• **What is required**: Locate every line that holds the string "Proposed" and copy it.

Data listing:
....
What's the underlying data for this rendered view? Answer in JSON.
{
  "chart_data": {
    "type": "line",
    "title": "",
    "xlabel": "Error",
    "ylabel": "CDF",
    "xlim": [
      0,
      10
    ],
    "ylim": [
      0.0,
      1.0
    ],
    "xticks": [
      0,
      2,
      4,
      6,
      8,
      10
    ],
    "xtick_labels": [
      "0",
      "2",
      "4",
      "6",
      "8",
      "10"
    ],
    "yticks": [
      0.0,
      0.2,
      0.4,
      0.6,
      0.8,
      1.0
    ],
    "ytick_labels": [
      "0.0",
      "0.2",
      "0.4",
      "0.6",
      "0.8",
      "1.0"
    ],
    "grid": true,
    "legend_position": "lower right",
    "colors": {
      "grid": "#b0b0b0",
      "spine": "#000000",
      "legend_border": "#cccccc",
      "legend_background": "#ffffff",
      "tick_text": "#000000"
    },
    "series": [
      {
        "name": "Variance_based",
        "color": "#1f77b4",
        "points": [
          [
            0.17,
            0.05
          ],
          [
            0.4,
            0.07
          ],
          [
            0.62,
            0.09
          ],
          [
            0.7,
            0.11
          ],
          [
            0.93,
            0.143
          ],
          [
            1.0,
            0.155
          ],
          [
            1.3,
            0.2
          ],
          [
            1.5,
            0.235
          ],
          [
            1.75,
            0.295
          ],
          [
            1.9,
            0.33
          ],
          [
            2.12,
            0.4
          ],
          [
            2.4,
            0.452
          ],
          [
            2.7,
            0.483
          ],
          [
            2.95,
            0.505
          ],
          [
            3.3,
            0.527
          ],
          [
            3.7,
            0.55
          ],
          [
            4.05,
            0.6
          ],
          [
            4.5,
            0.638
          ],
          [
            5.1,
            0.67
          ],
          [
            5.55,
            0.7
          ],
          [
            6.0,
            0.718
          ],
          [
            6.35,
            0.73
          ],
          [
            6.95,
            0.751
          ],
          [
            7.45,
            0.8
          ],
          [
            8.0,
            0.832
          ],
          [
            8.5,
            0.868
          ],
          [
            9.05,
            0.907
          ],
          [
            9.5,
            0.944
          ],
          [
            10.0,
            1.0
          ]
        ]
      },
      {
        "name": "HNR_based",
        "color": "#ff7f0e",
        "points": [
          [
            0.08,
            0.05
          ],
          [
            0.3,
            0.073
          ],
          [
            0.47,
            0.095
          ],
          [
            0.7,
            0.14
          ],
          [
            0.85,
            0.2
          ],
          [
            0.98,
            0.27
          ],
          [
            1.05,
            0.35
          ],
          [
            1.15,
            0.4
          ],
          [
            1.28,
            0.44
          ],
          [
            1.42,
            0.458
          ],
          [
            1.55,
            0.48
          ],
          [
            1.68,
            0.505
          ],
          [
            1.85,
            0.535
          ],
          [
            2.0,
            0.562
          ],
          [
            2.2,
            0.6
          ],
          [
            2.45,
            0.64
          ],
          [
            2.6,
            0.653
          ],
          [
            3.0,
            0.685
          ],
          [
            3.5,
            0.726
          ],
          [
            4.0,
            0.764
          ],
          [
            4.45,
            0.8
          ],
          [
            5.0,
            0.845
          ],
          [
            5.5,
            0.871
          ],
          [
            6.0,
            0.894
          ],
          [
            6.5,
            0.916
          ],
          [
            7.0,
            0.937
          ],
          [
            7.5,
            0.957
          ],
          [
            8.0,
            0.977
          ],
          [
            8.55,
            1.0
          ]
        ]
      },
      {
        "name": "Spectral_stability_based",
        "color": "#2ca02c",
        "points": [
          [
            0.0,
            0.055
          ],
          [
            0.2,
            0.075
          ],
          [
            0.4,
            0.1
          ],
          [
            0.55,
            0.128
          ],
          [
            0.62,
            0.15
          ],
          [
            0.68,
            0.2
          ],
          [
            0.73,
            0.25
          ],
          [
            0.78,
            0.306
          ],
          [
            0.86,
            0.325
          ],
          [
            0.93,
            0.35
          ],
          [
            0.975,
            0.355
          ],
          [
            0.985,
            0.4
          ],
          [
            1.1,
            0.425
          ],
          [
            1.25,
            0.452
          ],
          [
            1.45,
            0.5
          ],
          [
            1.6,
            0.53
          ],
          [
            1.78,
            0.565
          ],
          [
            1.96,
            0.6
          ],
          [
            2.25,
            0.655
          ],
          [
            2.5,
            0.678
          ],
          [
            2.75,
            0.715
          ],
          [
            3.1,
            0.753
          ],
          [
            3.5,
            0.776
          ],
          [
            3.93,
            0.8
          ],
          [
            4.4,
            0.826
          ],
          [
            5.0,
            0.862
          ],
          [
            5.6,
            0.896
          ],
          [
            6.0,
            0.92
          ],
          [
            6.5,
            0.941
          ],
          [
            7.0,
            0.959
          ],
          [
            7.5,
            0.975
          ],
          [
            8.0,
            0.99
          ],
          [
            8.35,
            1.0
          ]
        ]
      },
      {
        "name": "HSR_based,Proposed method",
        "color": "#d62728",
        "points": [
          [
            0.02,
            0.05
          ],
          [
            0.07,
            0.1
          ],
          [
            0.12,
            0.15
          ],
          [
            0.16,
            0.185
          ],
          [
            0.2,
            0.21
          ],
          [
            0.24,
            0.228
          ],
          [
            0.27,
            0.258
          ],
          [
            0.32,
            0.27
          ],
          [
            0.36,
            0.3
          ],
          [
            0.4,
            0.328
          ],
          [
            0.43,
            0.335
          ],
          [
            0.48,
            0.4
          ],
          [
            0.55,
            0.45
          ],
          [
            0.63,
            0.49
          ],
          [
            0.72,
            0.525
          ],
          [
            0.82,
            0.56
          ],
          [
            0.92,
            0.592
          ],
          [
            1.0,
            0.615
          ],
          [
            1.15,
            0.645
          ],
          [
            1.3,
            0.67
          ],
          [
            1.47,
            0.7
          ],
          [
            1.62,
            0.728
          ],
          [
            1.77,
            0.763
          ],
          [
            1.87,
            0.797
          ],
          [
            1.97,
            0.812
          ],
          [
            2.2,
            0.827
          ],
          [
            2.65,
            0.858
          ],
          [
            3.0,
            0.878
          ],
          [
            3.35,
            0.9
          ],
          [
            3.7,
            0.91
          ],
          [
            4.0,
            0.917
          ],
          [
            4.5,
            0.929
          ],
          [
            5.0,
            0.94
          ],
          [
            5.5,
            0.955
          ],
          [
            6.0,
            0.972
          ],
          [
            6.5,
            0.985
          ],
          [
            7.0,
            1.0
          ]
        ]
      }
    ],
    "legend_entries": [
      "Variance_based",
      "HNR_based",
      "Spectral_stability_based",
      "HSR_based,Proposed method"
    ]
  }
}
....
• **Written response**:
        "name": "HSR_based,Proposed method",
      "HSR_based,Proposed method"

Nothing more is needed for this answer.